>> START

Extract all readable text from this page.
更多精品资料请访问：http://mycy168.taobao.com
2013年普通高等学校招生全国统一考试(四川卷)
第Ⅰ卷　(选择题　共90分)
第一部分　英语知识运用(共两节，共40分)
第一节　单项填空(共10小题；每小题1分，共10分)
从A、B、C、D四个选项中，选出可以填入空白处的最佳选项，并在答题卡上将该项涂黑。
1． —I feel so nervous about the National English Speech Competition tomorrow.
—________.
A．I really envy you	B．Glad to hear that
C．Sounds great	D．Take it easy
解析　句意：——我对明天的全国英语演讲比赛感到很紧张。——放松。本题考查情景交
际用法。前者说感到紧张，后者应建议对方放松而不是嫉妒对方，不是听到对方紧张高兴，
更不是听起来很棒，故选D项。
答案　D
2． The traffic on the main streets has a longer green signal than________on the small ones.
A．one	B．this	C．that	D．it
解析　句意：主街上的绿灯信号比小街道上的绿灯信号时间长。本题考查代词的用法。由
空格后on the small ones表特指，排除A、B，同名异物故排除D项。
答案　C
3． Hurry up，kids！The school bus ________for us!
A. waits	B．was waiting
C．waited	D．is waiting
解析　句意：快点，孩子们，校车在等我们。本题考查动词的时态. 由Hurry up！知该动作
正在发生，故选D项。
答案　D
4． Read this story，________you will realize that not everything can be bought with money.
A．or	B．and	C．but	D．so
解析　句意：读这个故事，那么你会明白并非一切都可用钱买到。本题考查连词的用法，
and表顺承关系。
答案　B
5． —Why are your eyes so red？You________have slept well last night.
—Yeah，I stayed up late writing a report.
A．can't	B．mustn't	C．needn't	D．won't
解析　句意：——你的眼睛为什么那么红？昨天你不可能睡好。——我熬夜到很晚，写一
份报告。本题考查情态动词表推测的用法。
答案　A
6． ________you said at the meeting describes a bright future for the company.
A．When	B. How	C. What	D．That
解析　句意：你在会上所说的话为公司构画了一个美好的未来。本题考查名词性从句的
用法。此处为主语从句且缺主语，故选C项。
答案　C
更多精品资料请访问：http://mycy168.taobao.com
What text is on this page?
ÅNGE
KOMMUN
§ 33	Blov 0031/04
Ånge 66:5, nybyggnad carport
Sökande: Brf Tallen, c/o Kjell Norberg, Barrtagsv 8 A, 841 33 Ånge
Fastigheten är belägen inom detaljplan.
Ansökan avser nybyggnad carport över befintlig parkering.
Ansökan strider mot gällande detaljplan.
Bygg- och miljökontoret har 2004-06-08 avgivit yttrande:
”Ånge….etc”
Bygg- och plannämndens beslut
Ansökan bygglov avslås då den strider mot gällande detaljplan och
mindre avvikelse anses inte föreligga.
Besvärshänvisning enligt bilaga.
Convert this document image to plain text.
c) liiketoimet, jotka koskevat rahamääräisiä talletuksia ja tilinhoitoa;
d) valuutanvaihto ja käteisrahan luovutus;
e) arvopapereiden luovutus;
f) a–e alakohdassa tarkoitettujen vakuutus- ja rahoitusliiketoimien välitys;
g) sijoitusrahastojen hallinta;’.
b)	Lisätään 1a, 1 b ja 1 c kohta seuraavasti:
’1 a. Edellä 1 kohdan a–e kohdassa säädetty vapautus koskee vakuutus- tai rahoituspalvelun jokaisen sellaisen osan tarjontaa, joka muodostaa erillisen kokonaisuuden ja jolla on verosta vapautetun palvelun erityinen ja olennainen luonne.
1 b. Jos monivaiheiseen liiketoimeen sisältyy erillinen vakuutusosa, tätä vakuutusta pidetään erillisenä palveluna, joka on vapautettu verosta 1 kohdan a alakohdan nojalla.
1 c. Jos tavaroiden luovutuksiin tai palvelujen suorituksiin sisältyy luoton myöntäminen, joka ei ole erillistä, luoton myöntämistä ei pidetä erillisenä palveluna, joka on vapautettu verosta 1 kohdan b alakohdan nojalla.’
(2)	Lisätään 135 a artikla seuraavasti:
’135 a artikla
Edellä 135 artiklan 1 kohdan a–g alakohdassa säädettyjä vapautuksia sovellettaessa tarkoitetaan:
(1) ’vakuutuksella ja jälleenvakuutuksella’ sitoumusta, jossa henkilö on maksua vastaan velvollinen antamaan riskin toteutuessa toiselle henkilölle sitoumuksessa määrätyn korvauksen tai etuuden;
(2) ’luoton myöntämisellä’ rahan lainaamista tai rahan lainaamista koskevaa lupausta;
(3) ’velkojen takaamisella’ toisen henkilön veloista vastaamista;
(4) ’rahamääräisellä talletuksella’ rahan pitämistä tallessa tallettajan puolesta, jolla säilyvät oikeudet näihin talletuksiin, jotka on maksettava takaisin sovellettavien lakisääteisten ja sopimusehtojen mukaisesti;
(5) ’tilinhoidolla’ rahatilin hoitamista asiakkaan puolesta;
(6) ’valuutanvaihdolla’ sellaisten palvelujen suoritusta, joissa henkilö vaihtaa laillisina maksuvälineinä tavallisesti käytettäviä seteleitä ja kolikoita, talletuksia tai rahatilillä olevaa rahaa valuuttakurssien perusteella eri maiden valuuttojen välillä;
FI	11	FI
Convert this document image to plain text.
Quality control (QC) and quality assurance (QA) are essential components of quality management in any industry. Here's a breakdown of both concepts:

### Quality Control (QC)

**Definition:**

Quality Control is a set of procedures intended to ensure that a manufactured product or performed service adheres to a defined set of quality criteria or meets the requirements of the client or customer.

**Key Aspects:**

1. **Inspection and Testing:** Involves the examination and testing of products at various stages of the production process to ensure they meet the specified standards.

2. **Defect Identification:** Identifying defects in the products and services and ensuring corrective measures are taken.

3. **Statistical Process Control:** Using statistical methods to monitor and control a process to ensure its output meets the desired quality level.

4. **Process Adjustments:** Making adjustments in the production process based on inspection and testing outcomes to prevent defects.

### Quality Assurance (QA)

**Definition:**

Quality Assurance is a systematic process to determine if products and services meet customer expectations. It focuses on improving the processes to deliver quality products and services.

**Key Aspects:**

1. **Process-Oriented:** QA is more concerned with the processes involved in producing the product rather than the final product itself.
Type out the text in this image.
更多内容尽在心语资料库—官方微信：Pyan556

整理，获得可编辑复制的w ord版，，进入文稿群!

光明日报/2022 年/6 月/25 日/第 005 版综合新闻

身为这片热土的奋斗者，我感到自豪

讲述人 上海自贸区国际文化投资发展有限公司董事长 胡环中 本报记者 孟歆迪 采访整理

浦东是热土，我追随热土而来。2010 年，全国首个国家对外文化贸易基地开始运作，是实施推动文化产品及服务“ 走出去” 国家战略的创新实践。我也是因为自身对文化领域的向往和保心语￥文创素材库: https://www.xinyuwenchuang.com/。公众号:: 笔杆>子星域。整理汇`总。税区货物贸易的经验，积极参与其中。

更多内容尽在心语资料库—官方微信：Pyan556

>> END

Pull every line holding "vapautettu" out of the records.

#### Result:
1 b. Jos monivaiheiseen liiketoimeen sisältyy erillinen vakuutusosa, tätä vakuutusta pidetään erillisenä palveluna, joka on vapautettu verosta 1 kohdan a alakohdan nojalla.
1 c. Jos tavaroiden luovutuksiin tai palvelujen suorituksiin sisältyy luoton myöntäminen, joka ei ole erillistä, luoton myöntämistä ei pidetä erillisenä palveluna, joka on vapautettu verosta 1 kohdan b alakohdan nojalla.’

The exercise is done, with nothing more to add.